PROBLEM TO SOLVE:
Restate, word for word, all of the material shown below.

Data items
Start

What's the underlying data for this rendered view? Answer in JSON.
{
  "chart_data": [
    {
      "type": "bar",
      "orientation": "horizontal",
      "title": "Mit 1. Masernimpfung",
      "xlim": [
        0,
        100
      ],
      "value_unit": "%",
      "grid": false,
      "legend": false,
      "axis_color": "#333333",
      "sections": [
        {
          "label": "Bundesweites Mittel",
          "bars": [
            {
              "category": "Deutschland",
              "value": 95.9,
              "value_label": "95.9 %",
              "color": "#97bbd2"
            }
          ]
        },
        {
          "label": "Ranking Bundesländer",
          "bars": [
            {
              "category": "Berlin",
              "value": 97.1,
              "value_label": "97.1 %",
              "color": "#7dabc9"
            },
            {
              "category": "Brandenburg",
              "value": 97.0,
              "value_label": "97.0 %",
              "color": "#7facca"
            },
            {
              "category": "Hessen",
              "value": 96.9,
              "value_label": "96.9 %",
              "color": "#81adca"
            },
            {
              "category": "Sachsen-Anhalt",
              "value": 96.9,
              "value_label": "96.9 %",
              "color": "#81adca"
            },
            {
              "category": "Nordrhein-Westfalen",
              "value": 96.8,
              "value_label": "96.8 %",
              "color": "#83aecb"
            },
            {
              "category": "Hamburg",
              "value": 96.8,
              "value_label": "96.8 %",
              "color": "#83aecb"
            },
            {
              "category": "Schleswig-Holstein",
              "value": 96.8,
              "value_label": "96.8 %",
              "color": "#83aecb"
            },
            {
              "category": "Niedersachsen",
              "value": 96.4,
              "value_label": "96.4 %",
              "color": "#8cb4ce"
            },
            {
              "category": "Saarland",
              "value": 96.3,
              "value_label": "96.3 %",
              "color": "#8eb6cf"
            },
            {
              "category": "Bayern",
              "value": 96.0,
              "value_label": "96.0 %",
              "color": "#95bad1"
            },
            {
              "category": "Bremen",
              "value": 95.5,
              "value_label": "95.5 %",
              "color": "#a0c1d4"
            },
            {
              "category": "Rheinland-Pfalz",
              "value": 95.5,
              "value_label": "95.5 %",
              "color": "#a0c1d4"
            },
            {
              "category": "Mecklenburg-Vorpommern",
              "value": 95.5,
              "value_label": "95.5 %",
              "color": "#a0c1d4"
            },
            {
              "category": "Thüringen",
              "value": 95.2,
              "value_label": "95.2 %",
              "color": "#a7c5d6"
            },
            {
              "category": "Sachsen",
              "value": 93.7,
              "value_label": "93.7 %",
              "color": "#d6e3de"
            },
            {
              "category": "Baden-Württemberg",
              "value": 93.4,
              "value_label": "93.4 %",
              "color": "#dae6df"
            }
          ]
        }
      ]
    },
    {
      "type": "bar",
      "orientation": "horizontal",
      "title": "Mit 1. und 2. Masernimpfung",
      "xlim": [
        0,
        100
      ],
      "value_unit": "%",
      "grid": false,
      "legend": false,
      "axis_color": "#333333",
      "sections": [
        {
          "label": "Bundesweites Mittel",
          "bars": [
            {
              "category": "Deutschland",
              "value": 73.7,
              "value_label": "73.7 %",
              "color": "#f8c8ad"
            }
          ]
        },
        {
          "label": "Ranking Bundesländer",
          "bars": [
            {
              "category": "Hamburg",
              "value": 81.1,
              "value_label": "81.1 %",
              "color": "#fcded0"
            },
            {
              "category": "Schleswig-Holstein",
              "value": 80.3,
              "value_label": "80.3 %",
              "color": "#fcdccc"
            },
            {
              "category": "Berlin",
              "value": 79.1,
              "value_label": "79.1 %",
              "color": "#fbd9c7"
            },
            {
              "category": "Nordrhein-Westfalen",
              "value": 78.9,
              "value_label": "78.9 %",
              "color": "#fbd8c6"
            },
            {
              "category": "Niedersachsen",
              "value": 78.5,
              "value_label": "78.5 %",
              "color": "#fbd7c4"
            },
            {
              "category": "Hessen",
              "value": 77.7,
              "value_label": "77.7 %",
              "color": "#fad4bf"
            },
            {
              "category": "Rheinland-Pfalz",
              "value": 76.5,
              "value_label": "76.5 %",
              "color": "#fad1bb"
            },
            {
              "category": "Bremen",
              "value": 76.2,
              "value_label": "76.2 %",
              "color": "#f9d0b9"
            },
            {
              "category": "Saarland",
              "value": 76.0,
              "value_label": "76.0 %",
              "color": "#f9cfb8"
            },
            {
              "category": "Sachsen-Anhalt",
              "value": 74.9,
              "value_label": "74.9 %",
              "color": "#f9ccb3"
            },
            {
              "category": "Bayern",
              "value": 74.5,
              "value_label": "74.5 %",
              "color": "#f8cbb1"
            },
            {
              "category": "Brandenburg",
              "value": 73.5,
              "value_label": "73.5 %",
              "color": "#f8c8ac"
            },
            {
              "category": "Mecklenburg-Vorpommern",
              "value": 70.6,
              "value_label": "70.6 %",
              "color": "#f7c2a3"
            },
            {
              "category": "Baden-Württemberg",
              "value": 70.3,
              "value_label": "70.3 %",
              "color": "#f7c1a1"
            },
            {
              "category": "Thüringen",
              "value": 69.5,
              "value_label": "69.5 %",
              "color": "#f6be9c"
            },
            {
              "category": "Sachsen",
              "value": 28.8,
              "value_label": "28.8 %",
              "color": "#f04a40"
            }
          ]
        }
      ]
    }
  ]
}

End

SOLUTION FOR THIS EXERCISE:
What's the underlying data for this rendered view? Answer in JSON.
{
  "chart_data": [
    {
      "type": "bar",
      "orientation": "horizontal",
      "title": "Mit 1. Masernimpfung",
      "xlim": [
        0,
        100
      ],
      "value_unit": "%",
      "grid": false,
      "legend": false,
      "axis_color": "#333333",
      "sections": [
        {
          "label": "Bundesweites Mittel",
          "bars": [
            {
              "category": "Deutschland",
              "value": 95.9,
              "value_label": "95.9 %",
              "color": "#97bbd2"
            }
          ]
        },
        {
          "label": "Ranking Bundesländer",
          "bars": [
            {
              "category": "Berlin",
              "value": 97.1,
              "value_label": "97.1 %",
              "color": "#7dabc9"
            },
            {
              "category": "Brandenburg",
              "value": 97.0,
              "value_label": "97.0 %",
              "color": "#7facca"
            },
            {
              "category": "Hessen",
              "value": 96.9,
              "value_label": "96.9 %",
              "color": "#81adca"
            },
            {
              "category": "Sachsen-Anhalt",
              "value": 96.9,
              "value_label": "96.9 %",
              "color": "#81adca"
            },
            {
              "category": "Nordrhein-Westfalen",
              "value": 96.8,
              "value_label": "96.8 %",
              "color": "#83aecb"
            },
            {
              "category": "Hamburg",
              "value": 96.8,
              "value_label": "96.8 %",
              "color": "#83aecb"
            },
            {
              "category": "Schleswig-Holstein",
              "value": 96.8,
              "value_label": "96.8 %",
              "color": "#83aecb"
            },
            {
              "category": "Niedersachsen",
              "value": 96.4,
              "value_label": "96.4 %",
              "color": "#8cb4ce"
            },
            {
              "category": "Saarland",
              "value": 96.3,
              "value_label": "96.3 %",
              "color": "#8eb6cf"
            },
            {
              "category": "Bayern",
              "value": 96.0,
              "value_label": "96.0 %",
              "color": "#95bad1"
            },
            {
              "category": "Bremen",
              "value": 95.5,
              "value_label": "95.5 %",
              "color": "#a0c1d4"
            },
            {
              "category": "Rheinland-Pfalz",
              "value": 95.5,
              "value_label": "95.5 %",
              "color": "#a0c1d4"
            },
            {
              "category": "Mecklenburg-Vorpommern",
              "value": 95.5,
              "value_label": "95.5 %",
              "color": "#a0c1d4"
            },
            {
              "category": "Thüringen",
              "value": 95.2,
              "value_label": "95.2 %",
              "color": "#a7c5d6"
            },
            {
              "category": "Sachsen",
              "value": 93.7,
              "value_label": "93.7 %",
              "color": "#d6e3de"
            },
            {
              "category": "Baden-Württemberg",
              "value": 93.4,
              "value_label": "93.4 %",
              "color": "#dae6df"
            }
          ]
        }
      ]
    },
    {
      "type": "bar",
      "orientation": "horizontal",
      "title": "Mit 1. und 2. Masernimpfung",
      "xlim": [
        0,
        100
      ],
      "value_unit": "%",
      "grid": false,
      "legend": false,
      "axis_color": "#333333",
      "sections": [
        {
          "label": "Bundesweites Mittel",
          "bars": [
            {
              "category": "Deutschland",
              "value": 73.7,
              "value_label": "73.7 %",
              "color": "#f8c8ad"
            }
          ]
        },
        {
          "label": "Ranking Bundesländer",
          "bars": [
            {
              "category": "Hamburg",
              "value": 81.1,
              "value_label": "81.1 %",
              "color": "#fcded0"
            },
            {
              "category": "Schleswig-Holstein",
              "value": 80.3,
              "value_label": "80.3 %",
              "color": "#fcdccc"
            },
            {
              "category": "Berlin",
              "value": 79.1,
              "value_label": "79.1 %",
              "color": "#fbd9c7"
            },
            {
              "category": "Nordrhein-Westfalen",
              "value": 78.9,
              "value_label": "78.9 %",
              "color": "#fbd8c6"
            },
            {
              "category": "Niedersachsen",
              "value": 78.5,
              "value_label": "78.5 %",
              "color": "#fbd7c4"
            },
            {
              "category": "Hessen",
              "value": 77.7,
              "value_label": "77.7 %",
              "color": "#fad4bf"
            },
            {
              "category": "Rheinland-Pfalz",
              "value": 76.5,
              "value_label": "76.5 %",
              "color": "#fad1bb"
            },
            {
              "category": "Bremen",
              "value": 76.2,
              "value_label": "76.2 %",
              "color": "#f9d0b9"
            },
            {
              "category": "Saarland",
              "value": 76.0,
              "value_label": "76.0 %",
              "color": "#f9cfb8"
            },
            {
              "category": "Sachsen-Anhalt",
              "value": 74.9,
              "value_label": "74.9 %",
              "color": "#f9ccb3"
            },
            {
              "category": "Bayern",
              "value": 74.5,
              "value_label": "74.5 %",
              "color": "#f8cbb1"
            },
            {
              "category": "Brandenburg",
              "value": 73.5,
              "value_label": "73.5 %",
              "color": "#f8c8ac"
            },
            {
              "category": "Mecklenburg-Vorpommern",
              "value": 70.6,
              "value_label": "70.6 %",
              "color": "#f7c2a3"
            },
            {
              "category": "Baden-Württemberg",
              "value": 70.3,
              "value_label": "70.3 %",
              "color": "#f7c1a1"
            },
            {
              "category": "Thüringen",
              "value": 69.5,
              "value_label": "69.5 %",
              "color": "#f6be9c"
            },
            {
              "category": "Sachsen",
              "value": 28.8,
              "value_label": "28.8 %",
              "color": "#f04a40"
            }
          ]
        }
      ]
    }
  ]
}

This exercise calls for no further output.